## [EXERCISE GOAL]
Copy each entry as it stands, leaving nothing out.

## [RECORD EXCERPTS]

□ □ □

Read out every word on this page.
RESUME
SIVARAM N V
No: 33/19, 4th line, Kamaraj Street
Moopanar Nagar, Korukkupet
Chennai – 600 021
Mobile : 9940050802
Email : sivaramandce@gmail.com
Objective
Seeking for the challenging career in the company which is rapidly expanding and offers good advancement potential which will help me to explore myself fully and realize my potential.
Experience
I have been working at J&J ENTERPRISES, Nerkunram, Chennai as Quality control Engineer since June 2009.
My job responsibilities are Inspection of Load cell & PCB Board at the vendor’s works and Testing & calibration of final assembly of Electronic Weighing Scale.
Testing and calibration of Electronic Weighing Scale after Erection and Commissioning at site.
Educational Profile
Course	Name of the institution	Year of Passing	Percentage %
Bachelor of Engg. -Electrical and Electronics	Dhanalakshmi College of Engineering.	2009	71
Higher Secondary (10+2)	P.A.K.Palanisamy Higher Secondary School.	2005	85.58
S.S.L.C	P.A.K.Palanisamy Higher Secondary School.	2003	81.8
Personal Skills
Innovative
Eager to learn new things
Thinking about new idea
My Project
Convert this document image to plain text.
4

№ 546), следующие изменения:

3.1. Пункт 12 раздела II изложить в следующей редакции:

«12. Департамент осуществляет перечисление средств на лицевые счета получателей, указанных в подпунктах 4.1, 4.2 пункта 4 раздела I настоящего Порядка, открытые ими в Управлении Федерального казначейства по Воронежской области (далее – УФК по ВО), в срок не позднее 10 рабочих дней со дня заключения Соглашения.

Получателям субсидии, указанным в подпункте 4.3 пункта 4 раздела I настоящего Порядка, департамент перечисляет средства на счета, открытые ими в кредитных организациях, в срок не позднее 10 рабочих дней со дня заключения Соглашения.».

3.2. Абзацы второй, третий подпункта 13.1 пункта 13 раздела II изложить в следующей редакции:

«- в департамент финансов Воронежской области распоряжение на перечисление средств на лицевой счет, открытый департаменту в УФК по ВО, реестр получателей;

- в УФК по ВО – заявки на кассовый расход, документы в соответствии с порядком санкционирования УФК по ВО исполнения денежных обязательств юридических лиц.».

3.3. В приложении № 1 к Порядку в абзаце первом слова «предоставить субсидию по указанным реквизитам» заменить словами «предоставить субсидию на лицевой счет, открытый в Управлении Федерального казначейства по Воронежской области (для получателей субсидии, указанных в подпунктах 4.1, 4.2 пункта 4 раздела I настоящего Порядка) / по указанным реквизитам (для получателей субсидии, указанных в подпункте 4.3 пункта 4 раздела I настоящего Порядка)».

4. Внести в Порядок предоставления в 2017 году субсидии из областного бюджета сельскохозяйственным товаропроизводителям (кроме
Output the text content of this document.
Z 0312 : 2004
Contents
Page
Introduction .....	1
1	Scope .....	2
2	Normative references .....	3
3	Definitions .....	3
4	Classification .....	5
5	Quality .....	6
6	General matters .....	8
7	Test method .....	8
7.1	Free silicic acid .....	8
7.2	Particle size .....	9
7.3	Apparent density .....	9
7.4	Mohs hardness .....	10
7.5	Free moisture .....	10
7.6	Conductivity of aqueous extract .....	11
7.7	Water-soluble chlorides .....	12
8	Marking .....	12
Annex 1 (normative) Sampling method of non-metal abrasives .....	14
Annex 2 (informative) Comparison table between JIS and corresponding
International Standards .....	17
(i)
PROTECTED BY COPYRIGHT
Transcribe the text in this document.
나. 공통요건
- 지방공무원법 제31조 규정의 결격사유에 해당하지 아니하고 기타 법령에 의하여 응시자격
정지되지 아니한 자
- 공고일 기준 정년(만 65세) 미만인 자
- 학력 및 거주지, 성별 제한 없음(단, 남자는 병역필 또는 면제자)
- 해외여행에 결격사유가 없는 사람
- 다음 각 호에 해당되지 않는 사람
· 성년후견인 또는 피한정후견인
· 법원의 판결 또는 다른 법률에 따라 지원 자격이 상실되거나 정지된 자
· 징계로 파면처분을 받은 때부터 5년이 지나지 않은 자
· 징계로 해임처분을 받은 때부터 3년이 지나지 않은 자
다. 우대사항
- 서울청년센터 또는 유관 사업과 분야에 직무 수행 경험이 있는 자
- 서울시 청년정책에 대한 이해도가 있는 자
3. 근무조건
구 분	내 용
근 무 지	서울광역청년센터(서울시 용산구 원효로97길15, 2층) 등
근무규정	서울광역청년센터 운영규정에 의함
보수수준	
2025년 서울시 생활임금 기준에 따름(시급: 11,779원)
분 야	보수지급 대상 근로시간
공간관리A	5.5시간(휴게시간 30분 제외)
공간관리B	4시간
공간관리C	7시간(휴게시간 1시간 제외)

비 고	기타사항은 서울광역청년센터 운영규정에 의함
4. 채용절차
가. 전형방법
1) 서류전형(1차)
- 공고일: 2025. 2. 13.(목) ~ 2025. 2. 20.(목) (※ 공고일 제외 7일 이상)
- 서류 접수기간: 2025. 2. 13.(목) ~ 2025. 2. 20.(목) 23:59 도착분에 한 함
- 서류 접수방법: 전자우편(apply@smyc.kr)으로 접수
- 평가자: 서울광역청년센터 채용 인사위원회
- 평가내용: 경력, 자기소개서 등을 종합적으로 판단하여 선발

□ □ □

## [EXPECTED ANSWER]
Read out every word on this page.
RESUME
SIVARAM N V
No: 33/19, 4th line, Kamaraj Street
Moopanar Nagar, Korukkupet
Chennai – 600 021
Mobile : 9940050802
Email : sivaramandce@gmail.com
Objective
Seeking for the challenging career in the company which is rapidly expanding and offers good advancement potential which will help me to explore myself fully and realize my potential.
Experience
I have been working at J&J ENTERPRISES, Nerkunram, Chennai as Quality control Engineer since June 2009.
My job responsibilities are Inspection of Load cell & PCB Board at the vendor’s works and Testing & calibration of final assembly of Electronic Weighing Scale.
Testing and calibration of Electronic Weighing Scale after Erection and Commissioning at site.
Educational Profile
Course	Name of the institution	Year of Passing	Percentage %
Bachelor of Engg. -Electrical and Electronics	Dhanalakshmi College of Engineering.	2009	71
Higher Secondary (10+2)	P.A.K.Palanisamy Higher Secondary School.	2005	85.58
S.S.L.C	P.A.K.Palanisamy Higher Secondary School.	2003	81.8
Personal Skills
Innovative
Eager to learn new things
Thinking about new idea
My Project
Convert this document image to plain text.
4

№ 546), следующие изменения:

3.1. Пункт 12 раздела II изложить в следующей редакции:

«12. Департамент осуществляет перечисление средств на лицевые счета получателей, указанных в подпунктах 4.1, 4.2 пункта 4 раздела I настоящего Порядка, открытые ими в Управлении Федерального казначейства по Воронежской области (далее – УФК по ВО), в срок не позднее 10 рабочих дней со дня заключения Соглашения.

Получателям субсидии, указанным в подпункте 4.3 пункта 4 раздела I настоящего Порядка, департамент перечисляет средства на счета, открытые ими в кредитных организациях, в срок не позднее 10 рабочих дней со дня заключения Соглашения.».

3.2. Абзацы второй, третий подпункта 13.1 пункта 13 раздела II изложить в следующей редакции:

«- в департамент финансов Воронежской области распоряжение на перечисление средств на лицевой счет, открытый департаменту в УФК по ВО, реестр получателей;

- в УФК по ВО – заявки на кассовый расход, документы в соответствии с порядком санкционирования УФК по ВО исполнения денежных обязательств юридических лиц.».

3.3. В приложении № 1 к Порядку в абзаце первом слова «предоставить субсидию по указанным реквизитам» заменить словами «предоставить субсидию на лицевой счет, открытый в Управлении Федерального казначейства по Воронежской области (для получателей субсидии, указанных в подпунктах 4.1, 4.2 пункта 4 раздела I настоящего Порядка) / по указанным реквизитам (для получателей субсидии, указанных в подпункте 4.3 пункта 4 раздела I настоящего Порядка)».

4. Внести в Порядок предоставления в 2017 году субсидии из областного бюджета сельскохозяйственным товаропроизводителям (кроме
Output the text content of this document.
Z 0312 : 2004
Contents
Page
Introduction .....	1
1	Scope .....	2
2	Normative references .....	3
3	Definitions .....	3
4	Classification .....	5
5	Quality .....	6
6	General matters .....	8
7	Test method .....	8
7.1	Free silicic acid .....	8
7.2	Particle size .....	9
7.3	Apparent density .....	9
7.4	Mohs hardness .....	10
7.5	Free moisture .....	10
7.6	Conductivity of aqueous extract .....	11
7.7	Water-soluble chlorides .....	12
8	Marking .....	12
Annex 1 (normative) Sampling method of non-metal abrasives .....	14
Annex 2 (informative) Comparison table between JIS and corresponding
International Standards .....	17
(i)
PROTECTED BY COPYRIGHT
Transcribe the text in this document.
나. 공통요건
- 지방공무원법 제31조 규정의 결격사유에 해당하지 아니하고 기타 법령에 의하여 응시자격
정지되지 아니한 자
- 공고일 기준 정년(만 65세) 미만인 자
- 학력 및 거주지, 성별 제한 없음(단, 남자는 병역필 또는 면제자)
- 해외여행에 결격사유가 없는 사람
- 다음 각 호에 해당되지 않는 사람
· 성년후견인 또는 피한정후견인
· 법원의 판결 또는 다른 법률에 따라 지원 자격이 상실되거나 정지된 자
· 징계로 파면처분을 받은 때부터 5년이 지나지 않은 자
· 징계로 해임처분을 받은 때부터 3년이 지나지 않은 자
다. 우대사항
- 서울청년센터 또는 유관 사업과 분야에 직무 수행 경험이 있는 자
- 서울시 청년정책에 대한 이해도가 있는 자
3. 근무조건
구 분	내 용
근 무 지	서울광역청년센터(서울시 용산구 원효로97길15, 2층) 등
근무규정	서울광역청년센터 운영규정에 의함
보수수준	
2025년 서울시 생활임금 기준에 따름(시급: 11,779원)
분 야	보수지급 대상 근로시간
공간관리A	5.5시간(휴게시간 30분 제외)
공간관리B	4시간
공간관리C	7시간(휴게시간 1시간 제외)

비 고	기타사항은 서울광역청년센터 운영규정에 의함
4. 채용절차
가. 전형방법
1) 서류전형(1차)
- 공고일: 2025. 2. 13.(목) ~ 2025. 2. 20.(목) (※ 공고일 제외 7일 이상)
- 서류 접수기간: 2025. 2. 13.(목) ~ 2025. 2. 20.(목) 23:59 도착분에 한 함
- 서류 접수방법: 전자우편(apply@smyc.kr)으로 접수
- 평가자: 서울광역청년센터 채용 인사위원회
- 평가내용: 경력, 자기소개서 등을 종합적으로 판단하여 선발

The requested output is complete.